[Collected data]

_ _ _ _ _ _ _

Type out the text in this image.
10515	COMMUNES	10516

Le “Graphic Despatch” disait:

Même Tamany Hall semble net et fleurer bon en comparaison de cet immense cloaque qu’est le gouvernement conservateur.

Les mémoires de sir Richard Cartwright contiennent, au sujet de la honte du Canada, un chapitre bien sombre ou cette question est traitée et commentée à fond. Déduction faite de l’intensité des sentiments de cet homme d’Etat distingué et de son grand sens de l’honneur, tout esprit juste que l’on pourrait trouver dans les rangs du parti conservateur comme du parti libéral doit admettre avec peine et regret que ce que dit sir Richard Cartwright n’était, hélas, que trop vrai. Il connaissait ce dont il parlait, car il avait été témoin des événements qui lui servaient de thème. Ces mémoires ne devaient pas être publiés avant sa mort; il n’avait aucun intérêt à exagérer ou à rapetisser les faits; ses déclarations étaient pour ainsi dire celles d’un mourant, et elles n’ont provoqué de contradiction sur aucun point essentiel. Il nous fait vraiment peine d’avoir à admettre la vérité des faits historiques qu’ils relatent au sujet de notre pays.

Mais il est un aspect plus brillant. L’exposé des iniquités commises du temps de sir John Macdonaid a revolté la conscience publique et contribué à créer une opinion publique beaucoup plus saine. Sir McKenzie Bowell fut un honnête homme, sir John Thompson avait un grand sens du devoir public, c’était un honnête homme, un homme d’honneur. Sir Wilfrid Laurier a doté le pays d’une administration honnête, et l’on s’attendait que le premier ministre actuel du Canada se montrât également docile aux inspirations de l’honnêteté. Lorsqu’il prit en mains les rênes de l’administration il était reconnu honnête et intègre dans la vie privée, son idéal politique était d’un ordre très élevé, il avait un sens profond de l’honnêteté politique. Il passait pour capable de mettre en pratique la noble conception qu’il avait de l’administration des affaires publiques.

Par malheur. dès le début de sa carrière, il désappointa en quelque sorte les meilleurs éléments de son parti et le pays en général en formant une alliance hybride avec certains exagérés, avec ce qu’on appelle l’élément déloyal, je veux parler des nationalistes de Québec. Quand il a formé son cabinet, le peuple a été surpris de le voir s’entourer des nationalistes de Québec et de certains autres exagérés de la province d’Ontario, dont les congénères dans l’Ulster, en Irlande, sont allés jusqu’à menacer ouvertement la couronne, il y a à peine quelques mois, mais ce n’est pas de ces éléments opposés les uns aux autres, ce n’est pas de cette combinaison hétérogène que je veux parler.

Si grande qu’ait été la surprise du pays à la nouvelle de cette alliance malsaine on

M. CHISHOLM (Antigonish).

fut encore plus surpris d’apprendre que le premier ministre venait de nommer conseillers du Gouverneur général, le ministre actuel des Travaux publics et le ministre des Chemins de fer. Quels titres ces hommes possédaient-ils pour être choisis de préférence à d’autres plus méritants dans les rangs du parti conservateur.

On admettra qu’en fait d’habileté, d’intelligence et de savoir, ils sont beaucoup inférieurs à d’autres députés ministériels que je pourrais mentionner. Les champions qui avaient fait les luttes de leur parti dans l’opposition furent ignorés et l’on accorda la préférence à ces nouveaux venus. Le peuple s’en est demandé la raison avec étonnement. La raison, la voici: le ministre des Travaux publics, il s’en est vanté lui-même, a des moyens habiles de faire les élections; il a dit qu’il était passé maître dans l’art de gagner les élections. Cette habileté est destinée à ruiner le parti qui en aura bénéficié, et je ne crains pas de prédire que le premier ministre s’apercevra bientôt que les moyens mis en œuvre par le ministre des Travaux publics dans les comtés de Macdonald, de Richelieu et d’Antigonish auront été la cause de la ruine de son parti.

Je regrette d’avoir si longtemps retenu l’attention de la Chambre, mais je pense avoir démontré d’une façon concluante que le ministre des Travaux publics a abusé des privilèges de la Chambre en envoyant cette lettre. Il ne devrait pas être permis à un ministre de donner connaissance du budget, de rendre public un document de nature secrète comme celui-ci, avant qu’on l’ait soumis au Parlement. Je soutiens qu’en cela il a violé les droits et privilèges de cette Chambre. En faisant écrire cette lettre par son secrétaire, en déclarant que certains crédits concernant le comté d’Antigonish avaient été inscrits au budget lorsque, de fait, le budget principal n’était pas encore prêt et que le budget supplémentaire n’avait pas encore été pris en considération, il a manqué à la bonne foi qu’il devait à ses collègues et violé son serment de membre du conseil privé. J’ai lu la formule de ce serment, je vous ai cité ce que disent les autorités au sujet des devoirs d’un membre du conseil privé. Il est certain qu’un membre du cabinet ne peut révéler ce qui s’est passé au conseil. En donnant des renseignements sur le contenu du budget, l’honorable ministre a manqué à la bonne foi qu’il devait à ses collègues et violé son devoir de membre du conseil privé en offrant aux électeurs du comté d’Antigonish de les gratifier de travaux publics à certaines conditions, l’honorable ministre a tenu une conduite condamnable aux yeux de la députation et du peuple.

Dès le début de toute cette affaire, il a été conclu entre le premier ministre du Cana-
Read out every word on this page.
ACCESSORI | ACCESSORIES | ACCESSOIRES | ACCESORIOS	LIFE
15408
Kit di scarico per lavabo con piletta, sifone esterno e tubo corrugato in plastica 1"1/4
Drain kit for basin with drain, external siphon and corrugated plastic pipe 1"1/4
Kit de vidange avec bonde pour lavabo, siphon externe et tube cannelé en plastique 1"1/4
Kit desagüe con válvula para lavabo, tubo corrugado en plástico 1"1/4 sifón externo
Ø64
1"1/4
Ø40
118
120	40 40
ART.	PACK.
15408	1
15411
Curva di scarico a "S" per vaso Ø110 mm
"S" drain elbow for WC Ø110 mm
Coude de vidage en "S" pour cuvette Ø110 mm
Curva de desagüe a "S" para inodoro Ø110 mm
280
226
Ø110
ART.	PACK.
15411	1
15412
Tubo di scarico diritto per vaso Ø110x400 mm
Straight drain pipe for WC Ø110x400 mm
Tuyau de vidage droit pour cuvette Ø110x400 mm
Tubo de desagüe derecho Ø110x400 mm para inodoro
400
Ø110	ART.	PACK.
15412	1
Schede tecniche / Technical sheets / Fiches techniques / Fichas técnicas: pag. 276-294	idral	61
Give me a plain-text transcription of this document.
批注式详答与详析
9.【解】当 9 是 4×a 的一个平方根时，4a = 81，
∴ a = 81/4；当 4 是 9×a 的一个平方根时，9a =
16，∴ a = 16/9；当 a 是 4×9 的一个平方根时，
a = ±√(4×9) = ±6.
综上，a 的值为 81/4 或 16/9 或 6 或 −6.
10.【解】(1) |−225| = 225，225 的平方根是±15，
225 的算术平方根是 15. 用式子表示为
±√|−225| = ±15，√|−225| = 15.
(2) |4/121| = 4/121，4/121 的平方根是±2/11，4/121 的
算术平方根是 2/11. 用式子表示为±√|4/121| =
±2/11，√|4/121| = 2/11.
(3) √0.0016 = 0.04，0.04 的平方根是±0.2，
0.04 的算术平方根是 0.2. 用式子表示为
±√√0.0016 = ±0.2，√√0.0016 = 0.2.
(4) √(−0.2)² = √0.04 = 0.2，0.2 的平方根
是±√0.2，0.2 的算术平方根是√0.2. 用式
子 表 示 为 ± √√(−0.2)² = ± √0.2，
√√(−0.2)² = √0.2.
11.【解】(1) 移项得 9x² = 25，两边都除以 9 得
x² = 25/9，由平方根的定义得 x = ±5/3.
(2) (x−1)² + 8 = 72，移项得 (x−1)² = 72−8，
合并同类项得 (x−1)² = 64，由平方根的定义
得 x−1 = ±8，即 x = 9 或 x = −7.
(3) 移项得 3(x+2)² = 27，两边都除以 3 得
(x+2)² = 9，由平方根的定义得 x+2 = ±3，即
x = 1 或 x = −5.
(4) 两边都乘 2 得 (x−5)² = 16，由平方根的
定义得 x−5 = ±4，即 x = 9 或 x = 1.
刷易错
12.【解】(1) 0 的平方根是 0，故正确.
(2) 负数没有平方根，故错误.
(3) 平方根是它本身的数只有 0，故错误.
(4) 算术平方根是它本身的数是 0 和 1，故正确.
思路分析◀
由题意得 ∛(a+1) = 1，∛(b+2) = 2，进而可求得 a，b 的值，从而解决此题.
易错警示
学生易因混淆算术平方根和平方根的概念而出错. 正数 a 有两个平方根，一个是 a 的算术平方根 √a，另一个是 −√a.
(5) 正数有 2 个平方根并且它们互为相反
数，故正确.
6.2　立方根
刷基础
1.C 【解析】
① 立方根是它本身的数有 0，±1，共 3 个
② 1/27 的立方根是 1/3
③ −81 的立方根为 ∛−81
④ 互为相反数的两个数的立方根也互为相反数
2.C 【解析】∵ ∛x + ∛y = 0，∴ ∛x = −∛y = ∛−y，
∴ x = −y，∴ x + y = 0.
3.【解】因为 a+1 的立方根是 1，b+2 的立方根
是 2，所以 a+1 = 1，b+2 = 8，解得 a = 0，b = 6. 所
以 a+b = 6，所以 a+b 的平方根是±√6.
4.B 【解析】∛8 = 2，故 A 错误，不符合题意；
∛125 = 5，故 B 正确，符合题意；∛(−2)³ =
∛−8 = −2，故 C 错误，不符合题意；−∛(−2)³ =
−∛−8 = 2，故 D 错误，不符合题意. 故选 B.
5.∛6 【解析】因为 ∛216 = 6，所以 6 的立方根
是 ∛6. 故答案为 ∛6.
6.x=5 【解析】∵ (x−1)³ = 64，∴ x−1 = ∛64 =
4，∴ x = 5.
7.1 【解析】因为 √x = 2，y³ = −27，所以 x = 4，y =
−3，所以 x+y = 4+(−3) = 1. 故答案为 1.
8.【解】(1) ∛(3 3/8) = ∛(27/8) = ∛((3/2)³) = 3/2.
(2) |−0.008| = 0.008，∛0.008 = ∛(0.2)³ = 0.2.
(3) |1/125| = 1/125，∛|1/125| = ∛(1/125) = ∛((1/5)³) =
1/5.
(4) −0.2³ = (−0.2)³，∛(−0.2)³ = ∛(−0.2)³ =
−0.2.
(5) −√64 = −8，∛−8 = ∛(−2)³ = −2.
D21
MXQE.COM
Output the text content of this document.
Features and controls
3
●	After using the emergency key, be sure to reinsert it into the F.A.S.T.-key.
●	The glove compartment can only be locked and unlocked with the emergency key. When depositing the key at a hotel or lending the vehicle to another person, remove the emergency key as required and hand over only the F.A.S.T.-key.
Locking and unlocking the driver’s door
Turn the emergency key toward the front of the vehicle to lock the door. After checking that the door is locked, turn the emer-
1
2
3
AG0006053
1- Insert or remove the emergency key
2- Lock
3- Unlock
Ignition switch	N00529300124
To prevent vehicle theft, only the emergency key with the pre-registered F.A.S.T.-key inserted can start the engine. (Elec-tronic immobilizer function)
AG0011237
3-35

_ _ _ _ _ _ _

# Goal
Extract the closing run of lines, starting with the one containing "Output the text content of this document." and ending at the last, exactly as written.

# Result
Output the text content of this document.
Features and controls
3
●	After using the emergency key, be sure to reinsert it into the F.A.S.T.-key.
●	The glove compartment can only be locked and unlocked with the emergency key. When depositing the key at a hotel or lending the vehicle to another person, remove the emergency key as required and hand over only the F.A.S.T.-key.
Locking and unlocking the driver’s door
Turn the emergency key toward the front of the vehicle to lock the door. After checking that the door is locked, turn the emer-
1
2
3
AG0006053
1- Insert or remove the emergency key
2- Lock
3- Unlock
Ignition switch	N00529300124
To prevent vehicle theft, only the emergency key with the pre-registered F.A.S.T.-key inserted can start the engine. (Elec-tronic immobilizer function)
AG0011237
3-35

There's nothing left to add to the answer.